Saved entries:
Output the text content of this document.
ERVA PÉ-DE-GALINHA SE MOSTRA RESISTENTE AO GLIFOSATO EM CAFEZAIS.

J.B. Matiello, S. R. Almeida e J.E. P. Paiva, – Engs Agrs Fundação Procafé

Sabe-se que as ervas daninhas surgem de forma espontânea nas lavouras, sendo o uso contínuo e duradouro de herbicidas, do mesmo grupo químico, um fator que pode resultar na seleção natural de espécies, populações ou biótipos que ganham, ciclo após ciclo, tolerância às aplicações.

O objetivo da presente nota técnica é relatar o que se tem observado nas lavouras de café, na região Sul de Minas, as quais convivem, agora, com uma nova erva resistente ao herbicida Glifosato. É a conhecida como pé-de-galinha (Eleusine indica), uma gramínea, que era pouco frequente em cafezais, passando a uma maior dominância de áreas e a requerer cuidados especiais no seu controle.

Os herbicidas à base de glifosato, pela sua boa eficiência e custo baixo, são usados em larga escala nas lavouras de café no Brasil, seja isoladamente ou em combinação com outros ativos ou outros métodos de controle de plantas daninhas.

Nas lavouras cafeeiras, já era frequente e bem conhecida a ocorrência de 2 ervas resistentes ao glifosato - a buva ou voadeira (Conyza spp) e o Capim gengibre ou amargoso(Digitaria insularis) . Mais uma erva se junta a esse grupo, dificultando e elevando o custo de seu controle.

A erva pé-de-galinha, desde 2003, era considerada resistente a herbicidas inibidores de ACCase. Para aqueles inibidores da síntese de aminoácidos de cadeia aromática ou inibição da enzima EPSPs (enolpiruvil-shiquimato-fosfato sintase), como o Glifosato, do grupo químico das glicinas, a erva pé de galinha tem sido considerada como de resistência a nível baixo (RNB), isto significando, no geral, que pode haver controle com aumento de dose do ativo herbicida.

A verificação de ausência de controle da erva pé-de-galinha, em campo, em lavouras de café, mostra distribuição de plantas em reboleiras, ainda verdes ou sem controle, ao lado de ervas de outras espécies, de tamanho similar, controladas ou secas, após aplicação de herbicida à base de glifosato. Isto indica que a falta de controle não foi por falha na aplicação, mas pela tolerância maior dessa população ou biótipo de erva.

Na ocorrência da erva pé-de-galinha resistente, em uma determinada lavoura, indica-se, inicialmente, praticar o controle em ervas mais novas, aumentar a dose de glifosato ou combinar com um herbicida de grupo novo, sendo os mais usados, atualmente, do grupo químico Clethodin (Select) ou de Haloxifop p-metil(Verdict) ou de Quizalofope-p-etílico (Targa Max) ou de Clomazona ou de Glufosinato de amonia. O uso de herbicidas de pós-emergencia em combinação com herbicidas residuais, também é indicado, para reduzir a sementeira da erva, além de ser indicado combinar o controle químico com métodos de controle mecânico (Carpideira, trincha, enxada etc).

» **What is asked**: From the records, copy every line that has the string "espécies" in it.

» **Result of this task**:
Sabe-se que as ervas daninhas surgem de forma espontânea nas lavouras, sendo o uso contínuo e duradouro de herbicidas, do mesmo grupo químico, um fator que pode resultar na seleção natural de espécies, populações ou biótipos que ganham, ciclo após ciclo, tolerância às aplicações.
A verificação de ausência de controle da erva pé-de-galinha, em campo, em lavouras de café, mostra distribuição de plantas em reboleiras, ainda verdes ou sem controle, ao lado de ervas de outras espécies, de tamanho similar, controladas ou secas, após aplicação de herbicida à base de glifosato. Isto indica que a falta de controle não foi por falha na aplicação, mas pela tolerância maior dessa população ou biótipo de erva.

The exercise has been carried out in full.